(Data items)
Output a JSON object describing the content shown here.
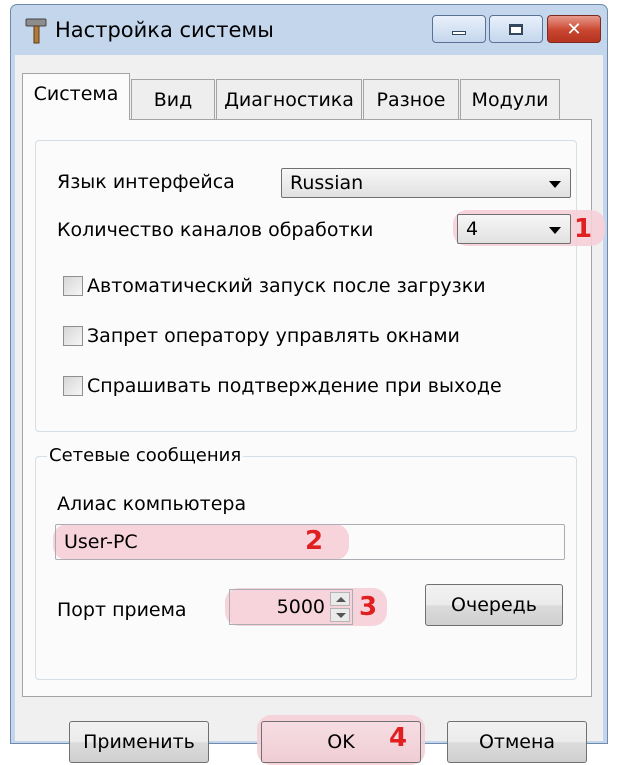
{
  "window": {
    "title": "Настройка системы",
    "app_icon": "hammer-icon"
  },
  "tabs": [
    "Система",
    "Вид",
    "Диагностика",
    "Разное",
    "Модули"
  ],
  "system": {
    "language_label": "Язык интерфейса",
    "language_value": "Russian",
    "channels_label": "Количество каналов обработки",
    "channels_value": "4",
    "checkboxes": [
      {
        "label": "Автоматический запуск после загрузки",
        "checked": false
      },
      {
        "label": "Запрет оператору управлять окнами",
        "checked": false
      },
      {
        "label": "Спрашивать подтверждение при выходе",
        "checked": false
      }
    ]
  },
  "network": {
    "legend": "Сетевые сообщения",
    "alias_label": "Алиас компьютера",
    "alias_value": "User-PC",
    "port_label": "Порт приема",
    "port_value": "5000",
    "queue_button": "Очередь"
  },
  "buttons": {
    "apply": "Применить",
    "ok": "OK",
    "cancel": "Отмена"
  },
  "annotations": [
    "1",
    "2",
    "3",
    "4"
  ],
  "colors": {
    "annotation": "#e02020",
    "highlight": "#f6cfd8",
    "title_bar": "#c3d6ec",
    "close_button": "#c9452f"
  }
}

Exercise brief
Print the complete listing exactly as it stands, without its pictures.

Task response
Output a JSON object describing the content shown here.
{
  "window": {
    "title": "Настройка системы",
    "app_icon": "hammer-icon"
  },
  "tabs": [
    "Система",
    "Вид",
    "Диагностика",
    "Разное",
    "Модули"
  ],
  "system": {
    "language_label": "Язык интерфейса",
    "language_value": "Russian",
    "channels_label": "Количество каналов обработки",
    "channels_value": "4",
    "checkboxes": [
      {
        "label": "Автоматический запуск после загрузки",
        "checked": false
      },
      {
        "label": "Запрет оператору управлять окнами",
        "checked": false
      },
      {
        "label": "Спрашивать подтверждение при выходе",
        "checked": false
      }
    ]
  },
  "network": {
    "legend": "Сетевые сообщения",
    "alias_label": "Алиас компьютера",
    "alias_value": "User-PC",
    "port_label": "Порт приема",
    "port_value": "5000",
    "queue_button": "Очередь"
  },
  "buttons": {
    "apply": "Применить",
    "ok": "OK",
    "cancel": "Отмена"
  },
  "annotations": [
    "1",
    "2",
    "3",
    "4"
  ],
  "colors": {
    "annotation": "#e02020",
    "highlight": "#f6cfd8",
    "title_bar": "#c3d6ec",
    "close_button": "#c9452f"
  }
}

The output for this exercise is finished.